#### Set exercise:
Report the number of lines that hold the string "ВВЕДЕН". Leave out any other text.

#### Listing:
"""

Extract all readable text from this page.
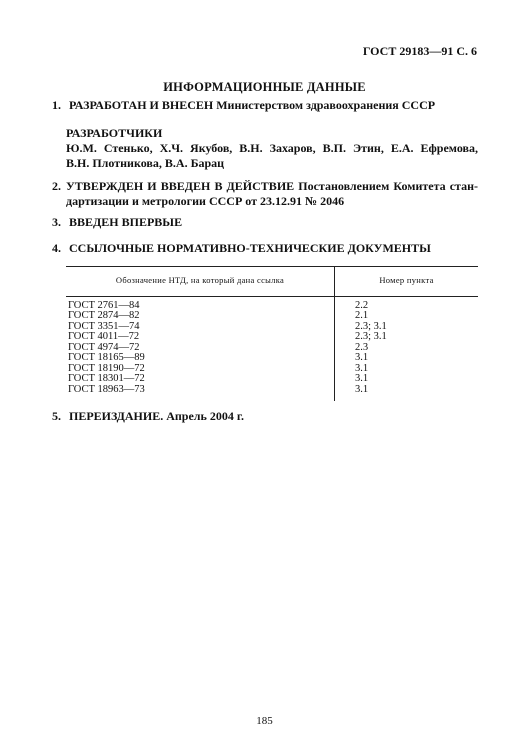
ГОСТ 29183—91 С. 6
ИНФОРМАЦИОННЫЕ ДАННЫЕ
1. РАЗРАБОТАН И ВНЕСЕН Министерством здравоохранения СССР
РАЗРАБОТЧИКИ
Ю.М. Стенько, Х.Ч. Якубов, В.Н. Захаров, В.П. Этин, Е.А. Ефремова,
В.Н. Плотникова, В.А. Барац
2. УТВЕРЖДЕН И ВВЕДЕН В ДЕЙСТВИЕ Постановлением Комитета стан-
дартизации и метрологии СССР от 23.12.91 № 2046
3. ВВЕДЕН ВПЕРВЫЕ
4. ССЫЛОЧНЫЕ НОРМАТИВНО-ТЕХНИЧЕСКИЕ ДОКУМЕНТЫ
Обозначение НТД, на который дана ссылка	Номер пункта
ГОСТ 2761—84	2.2
ГОСТ 2874—82	2.1
ГОСТ 3351—74	2.3; 3.1
ГОСТ 4011—72	2.3; 3.1
ГОСТ 4974—72	2.3
ГОСТ 18165—89	3.1
ГОСТ 18190—72	3.1
ГОСТ 18301—72	3.1
ГОСТ 18963—73	3.1
5. ПЕРЕИЗДАНИЕ. Апрель 2004 г.
185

"""

#### Written response:
2